(Records that describe figures)
/---
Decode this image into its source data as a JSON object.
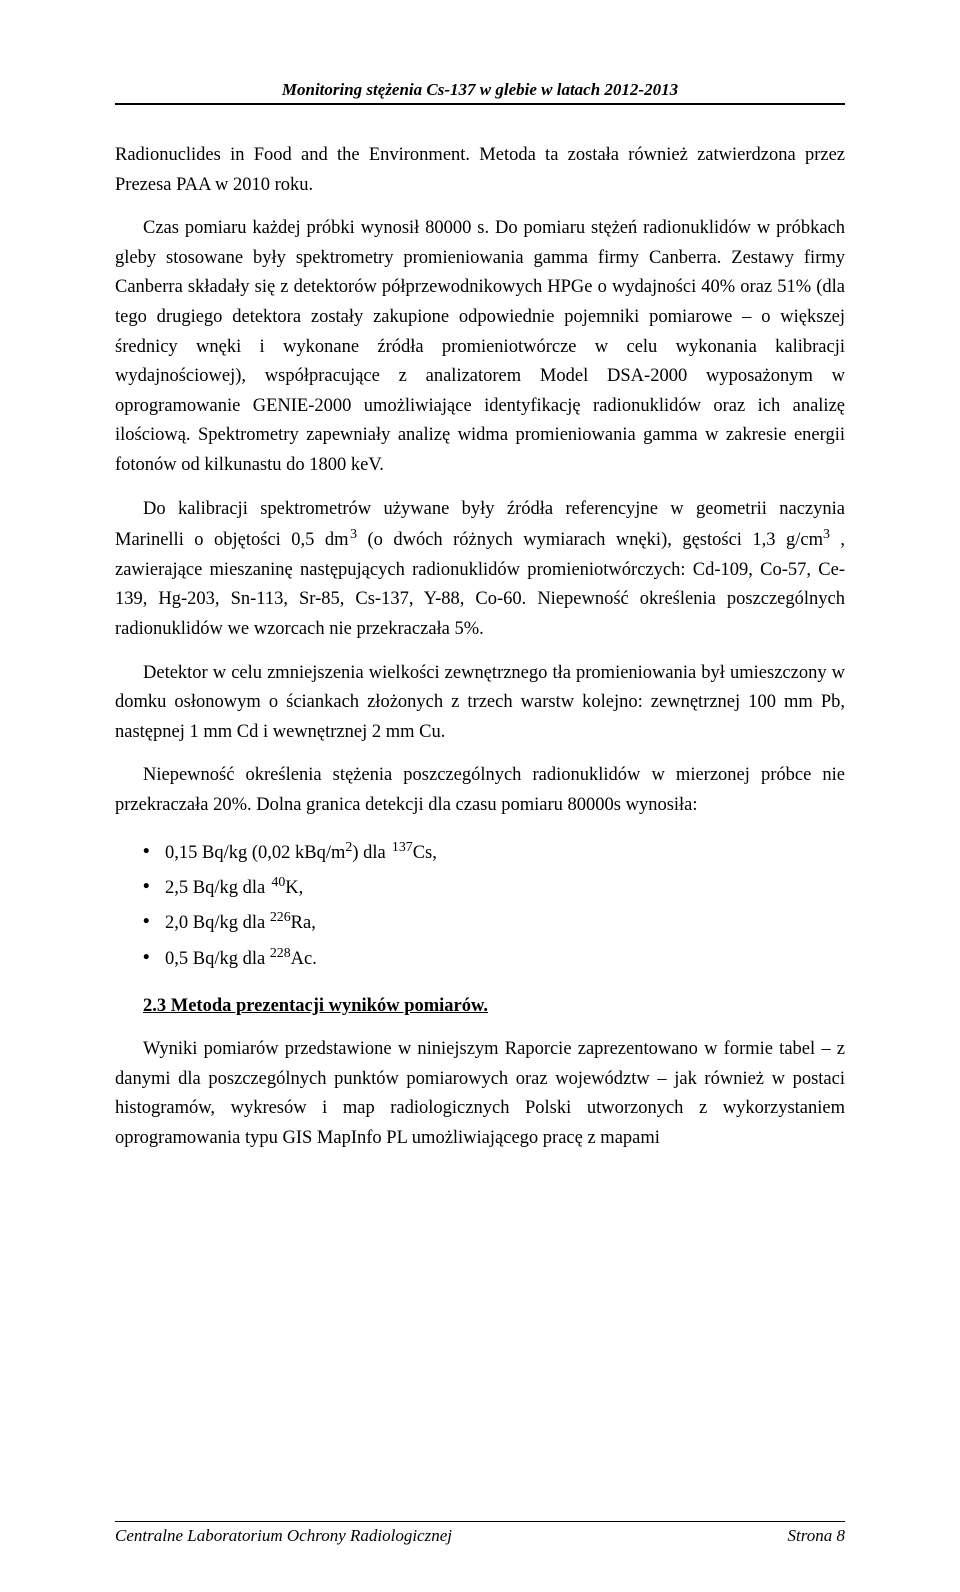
{
  "header": {
    "title": "Monitoring stężenia Cs-137 w glebie w latach 2012-2013"
  },
  "paragraphs": {
    "p1": "Radionuclides in Food and the Environment. Metoda ta została również zatwierdzona przez Prezesa PAA w 2010 roku.",
    "p2": "Czas pomiaru każdej próbki wynosił 80000 s. Do pomiaru stężeń radionuklidów w próbkach gleby stosowane były spektrometry promieniowania gamma firmy Canberra. Zestawy firmy Canberra składały się z detektorów półprzewodnikowych HPGe o wydajności 40% oraz 51% (dla tego drugiego detektora zostały zakupione odpowiednie pojemniki pomiarowe – o większej średnicy wnęki i wykonane źródła promieniotwórcze w celu wykonania kalibracji wydajnościowej), współpracujące z analizatorem Model DSA-2000 wyposażonym w oprogramowanie GENIE-2000 umożliwiające identyfikację radionuklidów oraz ich analizę ilościową. Spektrometry zapewniały analizę widma promieniowania gamma w zakresie energii fotonów od kilkunastu do 1800 keV.",
    "p3_a": "Do kalibracji spektrometrów używane były źródła referencyjne w geometrii naczynia Marinelli o objętości 0,5 dm",
    "p3_b": " (o dwóch różnych wymiarach wnęki),  gęstości 1,3 g/cm",
    "p3_c": " , zawierające mieszaninę następujących radionuklidów promieniotwórczych:  Cd-109, Co-57, Ce-139,  Hg-203,  Sn-113,  Sr-85,  Cs-137,  Y-88,  Co-60.  Niepewność  określenia poszczególnych radionuklidów we wzorcach nie przekraczała 5%.",
    "p4": "Detektor  w  celu  zmniejszenia  wielkości  zewnętrznego  tła  promieniowania  był umieszczony w  domku  osłonowym  o ściankach złożonych z trzech warstw  kolejno: zewnętrznej 100 mm Pb,  następnej 1 mm Cd  i  wewnętrznej 2 mm Cu.",
    "p5": "Niepewność  określenia  stężenia  poszczególnych  radionuklidów  w  mierzonej  próbce nie przekraczała 20%. Dolna granica detekcji dla czasu pomiaru 80000s wynosiła:",
    "p6": "Wyniki pomiarów przedstawione w niniejszym Raporcie zaprezentowano w formie tabel – z danymi dla poszczególnych punktów pomiarowych oraz województw – jak również w postaci  histogramów,  wykresów  i  map  radiologicznych  Polski  utworzonych  z wykorzystaniem oprogramowania typu GIS MapInfo  PL umożliwiającego pracę z mapami"
  },
  "bullets": {
    "b1_a": "0,15 Bq/kg (0,02 kBq/m",
    "b1_b": ") dla ",
    "b1_c": "Cs,",
    "b2_a": "2,5 Bq/kg dla ",
    "b2_b": "K,",
    "b3_a": "2,0 Bq/kg dla ",
    "b3_b": "Ra,",
    "b4_a": "0,5 Bq/kg dla ",
    "b4_b": "Ac."
  },
  "superscripts": {
    "three": "3",
    "two": "2",
    "cs": "137",
    "k": "40",
    "ra": "226",
    "ac": "228"
  },
  "section": {
    "num": "2.3 ",
    "title": "Metoda prezentacji wyników pomiarów."
  },
  "footer": {
    "left": "Centralne Laboratorium Ochrony Radiologicznej",
    "right": "Strona 8"
  }
}
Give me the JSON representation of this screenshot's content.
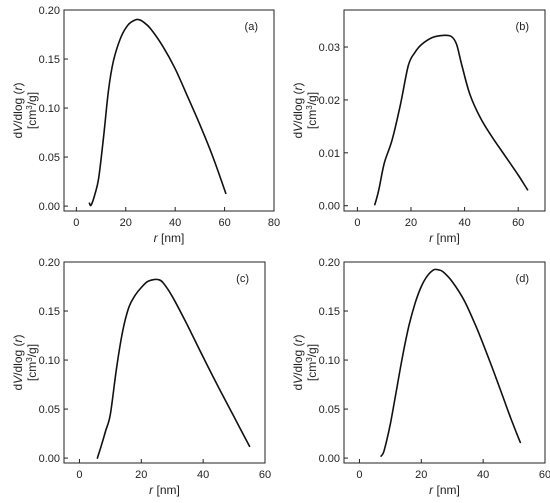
\---
Do this: Copy out each record shown above without alteration, skipping any picture.

Exercise result:
Decode this image into its source data as a JSON object.
{
  "header": {
    "title": "Monitoring stężenia Cs-137 w glebie w latach 2012-2013"
  },
  "paragraphs": {
    "p1": "Radionuclides in Food and the Environment. Metoda ta została również zatwierdzona przez Prezesa PAA w 2010 roku.",
    "p2": "Czas pomiaru każdej próbki wynosił 80000 s. Do pomiaru stężeń radionuklidów w próbkach gleby stosowane były spektrometry promieniowania gamma firmy Canberra. Zestawy firmy Canberra składały się z detektorów półprzewodnikowych HPGe o wydajności 40% oraz 51% (dla tego drugiego detektora zostały zakupione odpowiednie pojemniki pomiarowe – o większej średnicy wnęki i wykonane źródła promieniotwórcze w celu wykonania kalibracji wydajnościowej), współpracujące z analizatorem Model DSA-2000 wyposażonym w oprogramowanie GENIE-2000 umożliwiające identyfikację radionuklidów oraz ich analizę ilościową. Spektrometry zapewniały analizę widma promieniowania gamma w zakresie energii fotonów od kilkunastu do 1800 keV.",
    "p3_a": "Do kalibracji spektrometrów używane były źródła referencyjne w geometrii naczynia Marinelli o objętości 0,5 dm",
    "p3_b": " (o dwóch różnych wymiarach wnęki),  gęstości 1,3 g/cm",
    "p3_c": " , zawierające mieszaninę następujących radionuklidów promieniotwórczych:  Cd-109, Co-57, Ce-139,  Hg-203,  Sn-113,  Sr-85,  Cs-137,  Y-88,  Co-60.  Niepewność  określenia poszczególnych radionuklidów we wzorcach nie przekraczała 5%.",
    "p4": "Detektor  w  celu  zmniejszenia  wielkości  zewnętrznego  tła  promieniowania  był umieszczony w  domku  osłonowym  o ściankach złożonych z trzech warstw  kolejno: zewnętrznej 100 mm Pb,  następnej 1 mm Cd  i  wewnętrznej 2 mm Cu.",
    "p5": "Niepewność  określenia  stężenia  poszczególnych  radionuklidów  w  mierzonej  próbce nie przekraczała 20%. Dolna granica detekcji dla czasu pomiaru 80000s wynosiła:",
    "p6": "Wyniki pomiarów przedstawione w niniejszym Raporcie zaprezentowano w formie tabel – z danymi dla poszczególnych punktów pomiarowych oraz województw – jak również w postaci  histogramów,  wykresów  i  map  radiologicznych  Polski  utworzonych  z wykorzystaniem oprogramowania typu GIS MapInfo  PL umożliwiającego pracę z mapami"
  },
  "bullets": {
    "b1_a": "0,15 Bq/kg (0,02 kBq/m",
    "b1_b": ") dla ",
    "b1_c": "Cs,",
    "b2_a": "2,5 Bq/kg dla ",
    "b2_b": "K,",
    "b3_a": "2,0 Bq/kg dla ",
    "b3_b": "Ra,",
    "b4_a": "0,5 Bq/kg dla ",
    "b4_b": "Ac."
  },
  "superscripts": {
    "three": "3",
    "two": "2",
    "cs": "137",
    "k": "40",
    "ra": "226",
    "ac": "228"
  },
  "section": {
    "num": "2.3 ",
    "title": "Metoda prezentacji wyników pomiarów."
  },
  "footer": {
    "left": "Centralne Laboratorium Ochrony Radiologicznej",
    "right": "Strona 8"
  }
}
Give me the JSON representation of this screenshot's content.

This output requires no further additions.